* Material for the task *
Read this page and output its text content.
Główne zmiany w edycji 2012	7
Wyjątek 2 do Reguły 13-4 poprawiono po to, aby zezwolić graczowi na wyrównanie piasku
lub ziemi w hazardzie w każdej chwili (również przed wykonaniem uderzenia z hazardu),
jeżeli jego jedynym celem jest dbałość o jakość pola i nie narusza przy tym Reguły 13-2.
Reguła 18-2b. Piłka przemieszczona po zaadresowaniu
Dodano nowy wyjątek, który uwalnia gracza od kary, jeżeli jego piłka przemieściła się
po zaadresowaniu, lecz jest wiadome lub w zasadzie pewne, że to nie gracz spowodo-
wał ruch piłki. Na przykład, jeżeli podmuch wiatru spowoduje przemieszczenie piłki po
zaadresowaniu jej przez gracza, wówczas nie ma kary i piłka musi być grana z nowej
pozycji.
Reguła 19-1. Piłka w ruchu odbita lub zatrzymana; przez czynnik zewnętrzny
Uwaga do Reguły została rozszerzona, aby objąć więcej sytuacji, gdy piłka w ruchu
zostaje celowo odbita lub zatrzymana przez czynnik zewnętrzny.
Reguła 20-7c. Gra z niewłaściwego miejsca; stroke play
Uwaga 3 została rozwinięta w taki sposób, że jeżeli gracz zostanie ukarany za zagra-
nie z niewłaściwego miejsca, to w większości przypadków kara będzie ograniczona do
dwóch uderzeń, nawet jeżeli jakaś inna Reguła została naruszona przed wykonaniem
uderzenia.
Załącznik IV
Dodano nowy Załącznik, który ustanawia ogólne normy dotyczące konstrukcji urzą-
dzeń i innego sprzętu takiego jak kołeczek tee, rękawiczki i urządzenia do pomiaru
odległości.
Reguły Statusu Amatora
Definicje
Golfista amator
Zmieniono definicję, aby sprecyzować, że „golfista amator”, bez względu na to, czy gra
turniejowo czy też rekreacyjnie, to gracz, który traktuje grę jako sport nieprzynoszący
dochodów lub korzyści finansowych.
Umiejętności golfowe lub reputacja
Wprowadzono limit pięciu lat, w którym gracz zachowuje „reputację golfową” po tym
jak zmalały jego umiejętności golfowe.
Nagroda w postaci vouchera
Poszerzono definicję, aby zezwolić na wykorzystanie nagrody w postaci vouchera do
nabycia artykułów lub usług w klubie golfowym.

* Job *
Copy out each record exactly as given, omitting none.

* Correct response *
Read this page and output its text content.
Główne zmiany w edycji 2012	7
Wyjątek 2 do Reguły 13-4 poprawiono po to, aby zezwolić graczowi na wyrównanie piasku
lub ziemi w hazardzie w każdej chwili (również przed wykonaniem uderzenia z hazardu),
jeżeli jego jedynym celem jest dbałość o jakość pola i nie narusza przy tym Reguły 13-2.
Reguła 18-2b. Piłka przemieszczona po zaadresowaniu
Dodano nowy wyjątek, który uwalnia gracza od kary, jeżeli jego piłka przemieściła się
po zaadresowaniu, lecz jest wiadome lub w zasadzie pewne, że to nie gracz spowodo-
wał ruch piłki. Na przykład, jeżeli podmuch wiatru spowoduje przemieszczenie piłki po
zaadresowaniu jej przez gracza, wówczas nie ma kary i piłka musi być grana z nowej
pozycji.
Reguła 19-1. Piłka w ruchu odbita lub zatrzymana; przez czynnik zewnętrzny
Uwaga do Reguły została rozszerzona, aby objąć więcej sytuacji, gdy piłka w ruchu
zostaje celowo odbita lub zatrzymana przez czynnik zewnętrzny.
Reguła 20-7c. Gra z niewłaściwego miejsca; stroke play
Uwaga 3 została rozwinięta w taki sposób, że jeżeli gracz zostanie ukarany za zagra-
nie z niewłaściwego miejsca, to w większości przypadków kara będzie ograniczona do
dwóch uderzeń, nawet jeżeli jakaś inna Reguła została naruszona przed wykonaniem
uderzenia.
Załącznik IV
Dodano nowy Załącznik, który ustanawia ogólne normy dotyczące konstrukcji urzą-
dzeń i innego sprzętu takiego jak kołeczek tee, rękawiczki i urządzenia do pomiaru
odległości.
Reguły Statusu Amatora
Definicje
Golfista amator
Zmieniono definicję, aby sprecyzować, że „golfista amator”, bez względu na to, czy gra
turniejowo czy też rekreacyjnie, to gracz, który traktuje grę jako sport nieprzynoszący
dochodów lub korzyści finansowych.
Umiejętności golfowe lub reputacja
Wprowadzono limit pięciu lat, w którym gracz zachowuje „reputację golfową” po tym
jak zmalały jego umiejętności golfowe.
Nagroda w postaci vouchera
Poszerzono definicję, aby zezwolić na wykorzystanie nagrody w postaci vouchera do
nabycia artykułów lub usług w klubie golfowym.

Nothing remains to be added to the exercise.